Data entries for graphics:
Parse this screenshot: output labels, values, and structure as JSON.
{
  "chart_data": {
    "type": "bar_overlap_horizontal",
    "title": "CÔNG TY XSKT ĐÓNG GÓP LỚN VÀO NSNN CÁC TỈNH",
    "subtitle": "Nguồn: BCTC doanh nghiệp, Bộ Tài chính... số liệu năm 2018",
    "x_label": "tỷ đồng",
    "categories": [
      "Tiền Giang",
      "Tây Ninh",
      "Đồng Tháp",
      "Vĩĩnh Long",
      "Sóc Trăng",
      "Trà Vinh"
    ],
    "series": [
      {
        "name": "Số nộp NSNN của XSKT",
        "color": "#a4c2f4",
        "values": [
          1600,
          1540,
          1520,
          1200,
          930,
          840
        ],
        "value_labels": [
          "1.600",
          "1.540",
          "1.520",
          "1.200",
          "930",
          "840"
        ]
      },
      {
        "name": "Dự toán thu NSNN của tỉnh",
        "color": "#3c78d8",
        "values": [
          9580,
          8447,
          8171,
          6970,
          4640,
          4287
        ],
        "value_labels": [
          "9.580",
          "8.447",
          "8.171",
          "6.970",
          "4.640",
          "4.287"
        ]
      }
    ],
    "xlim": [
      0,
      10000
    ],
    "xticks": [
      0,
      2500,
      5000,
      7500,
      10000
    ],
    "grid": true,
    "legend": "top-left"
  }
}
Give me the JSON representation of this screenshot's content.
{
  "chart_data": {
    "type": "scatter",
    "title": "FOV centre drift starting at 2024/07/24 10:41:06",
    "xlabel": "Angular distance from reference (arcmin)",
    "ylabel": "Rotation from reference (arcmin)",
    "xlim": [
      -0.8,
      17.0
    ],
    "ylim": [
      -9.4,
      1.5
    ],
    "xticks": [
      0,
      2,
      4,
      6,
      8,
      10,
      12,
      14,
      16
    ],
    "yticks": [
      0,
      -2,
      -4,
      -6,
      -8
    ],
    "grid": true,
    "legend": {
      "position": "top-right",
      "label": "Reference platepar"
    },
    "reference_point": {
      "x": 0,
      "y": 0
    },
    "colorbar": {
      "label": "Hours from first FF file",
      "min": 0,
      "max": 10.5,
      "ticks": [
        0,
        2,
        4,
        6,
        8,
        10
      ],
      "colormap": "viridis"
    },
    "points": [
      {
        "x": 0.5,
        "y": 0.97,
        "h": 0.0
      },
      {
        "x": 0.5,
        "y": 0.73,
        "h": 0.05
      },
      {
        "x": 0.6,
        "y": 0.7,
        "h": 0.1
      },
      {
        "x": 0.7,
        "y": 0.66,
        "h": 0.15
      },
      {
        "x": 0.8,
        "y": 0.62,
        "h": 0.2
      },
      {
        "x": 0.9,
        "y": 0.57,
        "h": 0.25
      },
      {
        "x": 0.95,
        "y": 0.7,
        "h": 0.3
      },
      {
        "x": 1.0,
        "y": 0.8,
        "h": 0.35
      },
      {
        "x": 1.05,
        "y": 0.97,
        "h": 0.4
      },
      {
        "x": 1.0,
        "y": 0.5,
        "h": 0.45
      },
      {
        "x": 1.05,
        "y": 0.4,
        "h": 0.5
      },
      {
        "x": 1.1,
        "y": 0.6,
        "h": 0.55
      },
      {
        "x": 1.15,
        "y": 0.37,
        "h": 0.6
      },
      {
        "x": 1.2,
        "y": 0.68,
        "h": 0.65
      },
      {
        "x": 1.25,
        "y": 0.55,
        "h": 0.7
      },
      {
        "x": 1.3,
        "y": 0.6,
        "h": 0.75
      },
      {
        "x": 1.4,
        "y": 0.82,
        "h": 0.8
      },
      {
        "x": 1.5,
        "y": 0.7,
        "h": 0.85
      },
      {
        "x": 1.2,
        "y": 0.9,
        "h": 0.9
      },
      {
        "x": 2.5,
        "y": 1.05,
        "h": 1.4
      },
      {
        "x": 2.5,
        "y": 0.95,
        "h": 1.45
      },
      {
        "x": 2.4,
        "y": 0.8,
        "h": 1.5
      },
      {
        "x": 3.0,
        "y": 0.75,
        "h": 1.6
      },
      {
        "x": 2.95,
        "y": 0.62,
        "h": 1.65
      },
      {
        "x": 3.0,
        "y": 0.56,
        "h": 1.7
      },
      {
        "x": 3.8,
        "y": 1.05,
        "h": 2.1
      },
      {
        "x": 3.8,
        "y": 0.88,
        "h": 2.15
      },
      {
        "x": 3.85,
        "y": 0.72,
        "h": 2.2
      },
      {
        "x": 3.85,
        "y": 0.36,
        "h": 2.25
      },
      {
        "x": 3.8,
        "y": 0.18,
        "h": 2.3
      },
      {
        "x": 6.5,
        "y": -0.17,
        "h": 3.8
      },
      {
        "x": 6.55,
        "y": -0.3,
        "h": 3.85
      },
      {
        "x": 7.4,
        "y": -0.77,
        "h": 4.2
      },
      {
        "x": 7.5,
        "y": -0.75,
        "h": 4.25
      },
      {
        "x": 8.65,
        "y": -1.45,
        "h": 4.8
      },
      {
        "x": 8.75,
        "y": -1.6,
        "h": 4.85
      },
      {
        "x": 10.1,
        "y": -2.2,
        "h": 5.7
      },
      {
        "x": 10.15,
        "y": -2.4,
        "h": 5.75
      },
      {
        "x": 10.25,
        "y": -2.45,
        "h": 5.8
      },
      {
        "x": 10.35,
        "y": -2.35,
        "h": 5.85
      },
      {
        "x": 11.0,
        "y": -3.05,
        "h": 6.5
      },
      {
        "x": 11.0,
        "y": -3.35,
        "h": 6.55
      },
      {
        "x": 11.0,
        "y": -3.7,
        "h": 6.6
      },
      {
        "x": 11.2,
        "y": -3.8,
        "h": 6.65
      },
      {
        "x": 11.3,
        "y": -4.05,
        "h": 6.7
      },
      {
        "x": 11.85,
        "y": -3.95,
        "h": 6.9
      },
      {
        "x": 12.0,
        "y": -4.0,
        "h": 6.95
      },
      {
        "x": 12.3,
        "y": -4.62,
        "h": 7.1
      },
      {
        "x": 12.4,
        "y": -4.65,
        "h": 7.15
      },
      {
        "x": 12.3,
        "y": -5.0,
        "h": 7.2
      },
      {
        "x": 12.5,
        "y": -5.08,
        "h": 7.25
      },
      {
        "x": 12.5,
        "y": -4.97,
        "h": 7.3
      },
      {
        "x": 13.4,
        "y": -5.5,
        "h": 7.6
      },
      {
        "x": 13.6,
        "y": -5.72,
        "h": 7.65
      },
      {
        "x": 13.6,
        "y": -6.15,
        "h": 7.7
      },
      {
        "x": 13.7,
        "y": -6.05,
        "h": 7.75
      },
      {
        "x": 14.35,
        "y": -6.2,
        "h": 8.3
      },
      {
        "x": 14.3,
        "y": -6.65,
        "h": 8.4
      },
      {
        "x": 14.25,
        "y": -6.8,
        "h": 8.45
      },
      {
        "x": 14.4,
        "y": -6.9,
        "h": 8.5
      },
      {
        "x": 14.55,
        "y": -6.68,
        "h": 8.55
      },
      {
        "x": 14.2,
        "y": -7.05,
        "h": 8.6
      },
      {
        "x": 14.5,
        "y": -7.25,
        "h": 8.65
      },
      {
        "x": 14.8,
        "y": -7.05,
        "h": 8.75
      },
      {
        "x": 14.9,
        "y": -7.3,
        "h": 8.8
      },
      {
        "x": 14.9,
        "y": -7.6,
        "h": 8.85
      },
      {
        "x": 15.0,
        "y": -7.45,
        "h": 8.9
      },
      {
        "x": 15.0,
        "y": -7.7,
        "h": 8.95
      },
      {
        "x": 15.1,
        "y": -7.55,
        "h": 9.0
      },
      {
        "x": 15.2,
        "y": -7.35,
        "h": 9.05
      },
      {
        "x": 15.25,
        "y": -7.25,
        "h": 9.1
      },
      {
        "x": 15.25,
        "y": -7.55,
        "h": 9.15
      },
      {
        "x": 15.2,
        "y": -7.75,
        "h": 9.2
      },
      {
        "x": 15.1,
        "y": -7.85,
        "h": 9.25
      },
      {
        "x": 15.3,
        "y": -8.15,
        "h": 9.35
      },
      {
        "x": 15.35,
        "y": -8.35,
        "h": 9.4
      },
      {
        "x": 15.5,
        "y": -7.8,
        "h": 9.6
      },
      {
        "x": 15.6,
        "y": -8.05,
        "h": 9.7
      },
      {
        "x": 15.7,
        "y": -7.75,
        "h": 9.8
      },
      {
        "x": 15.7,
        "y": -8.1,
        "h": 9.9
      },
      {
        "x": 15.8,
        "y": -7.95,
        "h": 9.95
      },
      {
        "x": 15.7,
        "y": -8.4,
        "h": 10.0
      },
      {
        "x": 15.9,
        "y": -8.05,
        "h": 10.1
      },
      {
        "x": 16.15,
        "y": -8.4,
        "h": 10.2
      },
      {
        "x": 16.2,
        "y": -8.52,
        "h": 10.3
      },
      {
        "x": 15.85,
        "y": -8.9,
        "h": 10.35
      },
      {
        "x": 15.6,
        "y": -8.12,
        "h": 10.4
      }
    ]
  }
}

WORK TO BE COMPLETED: Tell how many lines hold the string "NSNN", giving the number and nothing else.

ANSWER TO THE EXERCISE: 3